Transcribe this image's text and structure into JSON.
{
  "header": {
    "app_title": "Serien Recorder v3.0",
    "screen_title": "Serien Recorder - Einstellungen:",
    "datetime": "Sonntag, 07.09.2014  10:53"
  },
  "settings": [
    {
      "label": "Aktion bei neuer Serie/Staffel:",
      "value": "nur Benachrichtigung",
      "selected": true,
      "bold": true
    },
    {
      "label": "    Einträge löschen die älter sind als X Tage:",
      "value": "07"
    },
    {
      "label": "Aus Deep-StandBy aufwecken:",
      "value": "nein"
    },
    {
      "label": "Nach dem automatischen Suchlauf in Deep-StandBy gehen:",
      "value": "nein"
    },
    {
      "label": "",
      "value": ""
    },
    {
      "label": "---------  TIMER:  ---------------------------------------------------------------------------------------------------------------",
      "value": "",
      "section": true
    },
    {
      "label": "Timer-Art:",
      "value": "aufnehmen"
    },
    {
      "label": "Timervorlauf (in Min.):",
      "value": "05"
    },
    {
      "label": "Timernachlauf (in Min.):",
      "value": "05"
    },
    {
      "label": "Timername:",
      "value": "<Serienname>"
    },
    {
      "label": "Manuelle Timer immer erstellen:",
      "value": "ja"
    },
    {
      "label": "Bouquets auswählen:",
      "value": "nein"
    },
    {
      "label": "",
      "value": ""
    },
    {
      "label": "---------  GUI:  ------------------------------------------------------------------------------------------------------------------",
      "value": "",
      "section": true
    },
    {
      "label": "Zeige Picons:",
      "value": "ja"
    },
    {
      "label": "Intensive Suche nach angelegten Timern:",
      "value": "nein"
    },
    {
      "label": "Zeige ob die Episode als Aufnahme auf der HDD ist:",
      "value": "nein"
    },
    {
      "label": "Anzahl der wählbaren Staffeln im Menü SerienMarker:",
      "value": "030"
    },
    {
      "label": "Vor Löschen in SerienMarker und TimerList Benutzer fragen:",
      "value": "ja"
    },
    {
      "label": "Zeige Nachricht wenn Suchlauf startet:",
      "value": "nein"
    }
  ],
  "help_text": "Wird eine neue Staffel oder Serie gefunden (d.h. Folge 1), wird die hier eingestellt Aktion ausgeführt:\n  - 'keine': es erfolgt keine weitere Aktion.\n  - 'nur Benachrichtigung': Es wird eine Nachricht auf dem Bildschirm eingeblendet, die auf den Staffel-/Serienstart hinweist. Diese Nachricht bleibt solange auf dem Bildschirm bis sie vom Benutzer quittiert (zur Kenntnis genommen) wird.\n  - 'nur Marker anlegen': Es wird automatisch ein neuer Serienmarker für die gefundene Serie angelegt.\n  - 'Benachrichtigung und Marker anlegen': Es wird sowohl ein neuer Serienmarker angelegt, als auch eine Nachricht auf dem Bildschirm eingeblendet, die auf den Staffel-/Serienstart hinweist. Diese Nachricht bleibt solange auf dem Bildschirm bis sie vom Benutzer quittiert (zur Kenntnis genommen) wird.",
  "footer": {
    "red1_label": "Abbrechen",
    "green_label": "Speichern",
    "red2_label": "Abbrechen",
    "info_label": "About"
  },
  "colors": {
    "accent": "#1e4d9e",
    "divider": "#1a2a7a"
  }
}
■ ■ ■ ■ ■ ■ ■
## WORK INSTRUCTIONS
Reproduce the listing shown above in its entirety, exactly.

## SOLUTION TO THIS EXERCISE
Transcribe this image's text and structure into JSON.
{
  "header": {
    "app_title": "Serien Recorder v3.0",
    "screen_title": "Serien Recorder - Einstellungen:",
    "datetime": "Sonntag, 07.09.2014  10:53"
  },
  "settings": [
    {
      "label": "Aktion bei neuer Serie/Staffel:",
      "value": "nur Benachrichtigung",
      "selected": true,
      "bold": true
    },
    {
      "label": "    Einträge löschen die älter sind als X Tage:",
      "value": "07"
    },
    {
      "label": "Aus Deep-StandBy aufwecken:",
      "value": "nein"
    },
    {
      "label": "Nach dem automatischen Suchlauf in Deep-StandBy gehen:",
      "value": "nein"
    },
    {
      "label": "",
      "value": ""
    },
    {
      "label": "---------  TIMER:  ---------------------------------------------------------------------------------------------------------------",
      "value": "",
      "section": true
    },
    {
      "label": "Timer-Art:",
      "value": "aufnehmen"
    },
    {
      "label": "Timervorlauf (in Min.):",
      "value": "05"
    },
    {
      "label": "Timernachlauf (in Min.):",
      "value": "05"
    },
    {
      "label": "Timername:",
      "value": "<Serienname>"
    },
    {
      "label": "Manuelle Timer immer erstellen:",
      "value": "ja"
    },
    {
      "label": "Bouquets auswählen:",
      "value": "nein"
    },
    {
      "label": "",
      "value": ""
    },
    {
      "label": "---------  GUI:  ------------------------------------------------------------------------------------------------------------------",
      "value": "",
      "section": true
    },
    {
      "label": "Zeige Picons:",
      "value": "ja"
    },
    {
      "label": "Intensive Suche nach angelegten Timern:",
      "value": "nein"
    },
    {
      "label": "Zeige ob die Episode als Aufnahme auf der HDD ist:",
      "value": "nein"
    },
    {
      "label": "Anzahl der wählbaren Staffeln im Menü SerienMarker:",
      "value": "030"
    },
    {
      "label": "Vor Löschen in SerienMarker und TimerList Benutzer fragen:",
      "value": "ja"
    },
    {
      "label": "Zeige Nachricht wenn Suchlauf startet:",
      "value": "nein"
    }
  ],
  "help_text": "Wird eine neue Staffel oder Serie gefunden (d.h. Folge 1), wird die hier eingestellt Aktion ausgeführt:\n  - 'keine': es erfolgt keine weitere Aktion.\n  - 'nur Benachrichtigung': Es wird eine Nachricht auf dem Bildschirm eingeblendet, die auf den Staffel-/Serienstart hinweist. Diese Nachricht bleibt solange auf dem Bildschirm bis sie vom Benutzer quittiert (zur Kenntnis genommen) wird.\n  - 'nur Marker anlegen': Es wird automatisch ein neuer Serienmarker für die gefundene Serie angelegt.\n  - 'Benachrichtigung und Marker anlegen': Es wird sowohl ein neuer Serienmarker angelegt, als auch eine Nachricht auf dem Bildschirm eingeblendet, die auf den Staffel-/Serienstart hinweist. Diese Nachricht bleibt solange auf dem Bildschirm bis sie vom Benutzer quittiert (zur Kenntnis genommen) wird.",
  "footer": {
    "red1_label": "Abbrechen",
    "green_label": "Speichern",
    "red2_label": "Abbrechen",
    "info_label": "About"
  },
  "colors": {
    "accent": "#1e4d9e",
    "divider": "#1a2a7a"
  }
}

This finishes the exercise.